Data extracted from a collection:
---*---

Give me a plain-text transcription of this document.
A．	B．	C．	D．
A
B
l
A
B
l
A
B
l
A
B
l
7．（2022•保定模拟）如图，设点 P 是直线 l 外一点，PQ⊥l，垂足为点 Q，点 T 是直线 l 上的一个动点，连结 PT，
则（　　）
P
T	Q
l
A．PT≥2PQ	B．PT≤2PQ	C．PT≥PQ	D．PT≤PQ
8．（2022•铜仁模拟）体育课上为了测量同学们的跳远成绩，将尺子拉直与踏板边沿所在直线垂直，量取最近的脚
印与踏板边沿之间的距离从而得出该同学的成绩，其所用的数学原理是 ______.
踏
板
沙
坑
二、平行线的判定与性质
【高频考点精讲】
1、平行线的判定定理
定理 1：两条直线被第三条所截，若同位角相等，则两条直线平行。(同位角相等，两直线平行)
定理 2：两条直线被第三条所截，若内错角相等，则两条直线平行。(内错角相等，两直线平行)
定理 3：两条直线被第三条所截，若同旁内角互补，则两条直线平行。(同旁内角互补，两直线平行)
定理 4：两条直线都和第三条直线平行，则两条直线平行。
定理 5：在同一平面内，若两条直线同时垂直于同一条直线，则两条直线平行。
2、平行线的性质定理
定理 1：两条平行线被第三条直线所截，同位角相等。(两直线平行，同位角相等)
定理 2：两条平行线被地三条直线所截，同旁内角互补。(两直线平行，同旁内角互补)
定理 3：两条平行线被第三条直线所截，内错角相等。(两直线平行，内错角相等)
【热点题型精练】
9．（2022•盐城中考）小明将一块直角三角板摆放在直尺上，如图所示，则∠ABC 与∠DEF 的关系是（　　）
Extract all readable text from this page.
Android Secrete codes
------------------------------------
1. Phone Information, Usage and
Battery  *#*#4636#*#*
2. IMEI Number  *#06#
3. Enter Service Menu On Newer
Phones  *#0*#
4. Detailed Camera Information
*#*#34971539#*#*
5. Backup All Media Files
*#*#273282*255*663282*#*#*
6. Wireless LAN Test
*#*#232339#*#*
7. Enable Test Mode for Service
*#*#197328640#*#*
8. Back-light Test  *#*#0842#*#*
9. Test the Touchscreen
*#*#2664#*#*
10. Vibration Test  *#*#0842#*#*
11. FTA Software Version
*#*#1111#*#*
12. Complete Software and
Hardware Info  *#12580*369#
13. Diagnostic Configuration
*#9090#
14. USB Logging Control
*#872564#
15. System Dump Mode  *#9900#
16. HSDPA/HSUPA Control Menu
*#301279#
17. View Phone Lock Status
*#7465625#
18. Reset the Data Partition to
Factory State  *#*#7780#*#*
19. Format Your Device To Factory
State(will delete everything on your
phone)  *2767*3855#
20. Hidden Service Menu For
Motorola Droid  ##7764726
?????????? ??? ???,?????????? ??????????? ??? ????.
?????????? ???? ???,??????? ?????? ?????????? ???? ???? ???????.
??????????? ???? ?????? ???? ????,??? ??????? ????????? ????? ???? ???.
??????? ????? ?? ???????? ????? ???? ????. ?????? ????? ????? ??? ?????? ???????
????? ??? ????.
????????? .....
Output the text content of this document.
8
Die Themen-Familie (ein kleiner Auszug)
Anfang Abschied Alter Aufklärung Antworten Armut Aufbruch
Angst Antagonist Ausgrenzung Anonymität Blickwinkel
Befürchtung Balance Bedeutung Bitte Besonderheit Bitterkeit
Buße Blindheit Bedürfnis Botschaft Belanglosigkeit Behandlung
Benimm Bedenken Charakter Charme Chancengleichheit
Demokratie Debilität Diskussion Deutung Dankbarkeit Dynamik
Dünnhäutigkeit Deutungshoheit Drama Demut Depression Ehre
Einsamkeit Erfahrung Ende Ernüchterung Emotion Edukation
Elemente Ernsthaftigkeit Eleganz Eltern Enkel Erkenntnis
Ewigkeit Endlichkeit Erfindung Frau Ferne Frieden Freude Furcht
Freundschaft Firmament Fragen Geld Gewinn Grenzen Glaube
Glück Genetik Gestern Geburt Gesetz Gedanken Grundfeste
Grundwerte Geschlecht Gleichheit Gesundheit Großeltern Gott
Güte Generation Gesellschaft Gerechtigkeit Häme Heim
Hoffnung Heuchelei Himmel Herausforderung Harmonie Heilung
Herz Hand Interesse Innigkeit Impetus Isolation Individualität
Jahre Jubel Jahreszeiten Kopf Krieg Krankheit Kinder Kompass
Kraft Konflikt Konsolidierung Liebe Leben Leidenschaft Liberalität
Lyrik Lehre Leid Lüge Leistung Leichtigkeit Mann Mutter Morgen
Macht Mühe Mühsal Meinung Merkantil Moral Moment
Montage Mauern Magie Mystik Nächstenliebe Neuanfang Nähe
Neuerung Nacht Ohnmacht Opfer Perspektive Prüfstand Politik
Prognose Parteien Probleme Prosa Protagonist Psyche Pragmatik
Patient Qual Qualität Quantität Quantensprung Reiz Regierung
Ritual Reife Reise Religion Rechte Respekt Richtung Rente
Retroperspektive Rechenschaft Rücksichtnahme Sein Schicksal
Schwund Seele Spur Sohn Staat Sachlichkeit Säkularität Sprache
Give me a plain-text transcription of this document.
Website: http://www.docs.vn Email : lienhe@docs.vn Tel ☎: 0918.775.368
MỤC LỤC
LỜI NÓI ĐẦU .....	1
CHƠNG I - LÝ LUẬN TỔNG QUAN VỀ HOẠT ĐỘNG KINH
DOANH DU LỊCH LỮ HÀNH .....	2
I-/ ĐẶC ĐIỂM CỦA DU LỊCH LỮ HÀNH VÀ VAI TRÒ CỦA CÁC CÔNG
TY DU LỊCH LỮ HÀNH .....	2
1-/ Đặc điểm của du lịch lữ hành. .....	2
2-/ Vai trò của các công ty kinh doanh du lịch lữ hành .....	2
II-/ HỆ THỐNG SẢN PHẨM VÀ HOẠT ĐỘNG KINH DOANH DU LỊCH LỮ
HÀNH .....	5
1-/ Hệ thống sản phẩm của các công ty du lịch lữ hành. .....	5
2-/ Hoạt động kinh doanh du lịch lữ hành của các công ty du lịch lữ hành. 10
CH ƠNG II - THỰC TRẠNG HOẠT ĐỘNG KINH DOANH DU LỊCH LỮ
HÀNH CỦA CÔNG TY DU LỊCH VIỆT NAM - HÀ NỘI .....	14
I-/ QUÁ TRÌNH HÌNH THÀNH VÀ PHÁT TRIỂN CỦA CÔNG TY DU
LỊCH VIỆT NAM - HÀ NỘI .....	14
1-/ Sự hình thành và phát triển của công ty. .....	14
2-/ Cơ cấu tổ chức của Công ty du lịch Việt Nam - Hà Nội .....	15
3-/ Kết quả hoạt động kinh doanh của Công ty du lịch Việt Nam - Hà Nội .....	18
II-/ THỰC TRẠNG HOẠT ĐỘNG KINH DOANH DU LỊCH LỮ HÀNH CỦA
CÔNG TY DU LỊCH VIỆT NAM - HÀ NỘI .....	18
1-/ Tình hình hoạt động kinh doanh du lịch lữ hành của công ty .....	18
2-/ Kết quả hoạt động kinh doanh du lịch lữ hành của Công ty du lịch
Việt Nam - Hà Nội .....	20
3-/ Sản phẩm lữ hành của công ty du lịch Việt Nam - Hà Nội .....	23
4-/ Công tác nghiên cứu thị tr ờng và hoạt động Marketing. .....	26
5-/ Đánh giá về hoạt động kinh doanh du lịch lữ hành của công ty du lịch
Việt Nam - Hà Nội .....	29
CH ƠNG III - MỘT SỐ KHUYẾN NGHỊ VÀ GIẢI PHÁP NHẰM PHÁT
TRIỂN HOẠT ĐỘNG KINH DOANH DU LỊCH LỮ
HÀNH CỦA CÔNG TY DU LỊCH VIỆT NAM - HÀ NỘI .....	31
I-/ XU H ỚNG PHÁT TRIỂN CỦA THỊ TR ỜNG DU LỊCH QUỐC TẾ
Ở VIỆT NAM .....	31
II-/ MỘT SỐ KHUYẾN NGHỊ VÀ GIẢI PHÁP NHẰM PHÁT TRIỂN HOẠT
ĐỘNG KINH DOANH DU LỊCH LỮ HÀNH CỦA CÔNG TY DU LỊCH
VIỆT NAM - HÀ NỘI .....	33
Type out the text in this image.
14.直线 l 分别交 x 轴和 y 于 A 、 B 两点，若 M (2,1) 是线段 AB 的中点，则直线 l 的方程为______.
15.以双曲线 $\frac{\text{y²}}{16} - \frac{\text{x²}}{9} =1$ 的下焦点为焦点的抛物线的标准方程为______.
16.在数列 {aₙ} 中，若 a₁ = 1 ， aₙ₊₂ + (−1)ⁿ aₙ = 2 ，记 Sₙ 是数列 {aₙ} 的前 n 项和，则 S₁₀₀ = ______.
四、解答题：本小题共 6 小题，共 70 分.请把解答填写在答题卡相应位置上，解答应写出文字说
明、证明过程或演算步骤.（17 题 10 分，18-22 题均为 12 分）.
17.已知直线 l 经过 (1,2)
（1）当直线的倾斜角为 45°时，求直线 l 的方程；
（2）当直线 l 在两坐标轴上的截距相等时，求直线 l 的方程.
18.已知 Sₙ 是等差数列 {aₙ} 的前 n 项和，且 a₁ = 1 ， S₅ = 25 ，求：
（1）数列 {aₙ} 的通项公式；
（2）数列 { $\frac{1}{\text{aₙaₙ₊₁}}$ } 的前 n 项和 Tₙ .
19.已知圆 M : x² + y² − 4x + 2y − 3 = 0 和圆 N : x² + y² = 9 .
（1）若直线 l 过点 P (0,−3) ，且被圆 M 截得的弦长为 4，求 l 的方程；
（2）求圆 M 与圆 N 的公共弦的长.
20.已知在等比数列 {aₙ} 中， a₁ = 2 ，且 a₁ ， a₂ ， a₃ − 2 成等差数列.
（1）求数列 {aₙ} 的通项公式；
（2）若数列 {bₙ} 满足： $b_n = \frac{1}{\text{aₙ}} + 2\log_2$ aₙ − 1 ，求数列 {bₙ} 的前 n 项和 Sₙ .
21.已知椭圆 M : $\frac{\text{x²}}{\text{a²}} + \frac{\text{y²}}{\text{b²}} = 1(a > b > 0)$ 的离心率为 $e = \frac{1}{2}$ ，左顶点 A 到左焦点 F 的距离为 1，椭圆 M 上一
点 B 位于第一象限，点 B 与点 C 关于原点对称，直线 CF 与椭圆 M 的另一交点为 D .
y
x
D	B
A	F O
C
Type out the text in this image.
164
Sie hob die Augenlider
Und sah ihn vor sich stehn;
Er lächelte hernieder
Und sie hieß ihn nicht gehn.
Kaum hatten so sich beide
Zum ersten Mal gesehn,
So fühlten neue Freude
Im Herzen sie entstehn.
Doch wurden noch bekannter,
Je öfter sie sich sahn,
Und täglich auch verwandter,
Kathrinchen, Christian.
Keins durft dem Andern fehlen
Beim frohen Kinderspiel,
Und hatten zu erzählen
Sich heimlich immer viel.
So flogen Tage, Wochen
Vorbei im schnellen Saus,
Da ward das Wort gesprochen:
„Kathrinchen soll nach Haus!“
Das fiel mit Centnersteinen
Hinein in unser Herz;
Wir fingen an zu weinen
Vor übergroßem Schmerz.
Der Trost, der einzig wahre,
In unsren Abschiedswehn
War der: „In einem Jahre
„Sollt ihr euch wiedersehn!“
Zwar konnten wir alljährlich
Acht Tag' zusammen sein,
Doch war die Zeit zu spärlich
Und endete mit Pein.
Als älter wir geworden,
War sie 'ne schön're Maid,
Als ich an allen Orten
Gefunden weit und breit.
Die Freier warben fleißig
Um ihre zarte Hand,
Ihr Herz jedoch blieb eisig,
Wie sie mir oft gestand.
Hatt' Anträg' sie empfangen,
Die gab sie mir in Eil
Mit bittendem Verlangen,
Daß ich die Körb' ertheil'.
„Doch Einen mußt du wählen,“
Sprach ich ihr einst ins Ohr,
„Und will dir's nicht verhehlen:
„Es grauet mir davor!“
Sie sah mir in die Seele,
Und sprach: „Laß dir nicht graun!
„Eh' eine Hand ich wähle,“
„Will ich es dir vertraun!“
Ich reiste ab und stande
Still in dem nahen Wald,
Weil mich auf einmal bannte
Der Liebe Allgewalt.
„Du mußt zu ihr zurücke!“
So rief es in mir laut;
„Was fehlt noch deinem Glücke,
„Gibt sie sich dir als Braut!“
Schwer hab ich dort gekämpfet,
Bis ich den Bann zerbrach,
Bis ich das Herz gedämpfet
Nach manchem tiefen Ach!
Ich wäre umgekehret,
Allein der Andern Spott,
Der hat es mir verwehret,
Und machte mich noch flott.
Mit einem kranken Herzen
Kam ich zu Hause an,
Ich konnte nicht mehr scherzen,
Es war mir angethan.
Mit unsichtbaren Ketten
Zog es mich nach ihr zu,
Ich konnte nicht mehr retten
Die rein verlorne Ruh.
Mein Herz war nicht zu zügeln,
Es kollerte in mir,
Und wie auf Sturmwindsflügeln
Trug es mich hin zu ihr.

---*---

The problem
Gather from the entries above all lines that include the string "NHẰM".

Solution to the problem
CH ƠNG III - MỘT SỐ KHUYẾN NGHỊ VÀ GIẢI PHÁP NHẰM PHÁT
II-/ MỘT SỐ KHUYẾN NGHỊ VÀ GIẢI PHÁP NHẰM PHÁT TRIỂN HOẠT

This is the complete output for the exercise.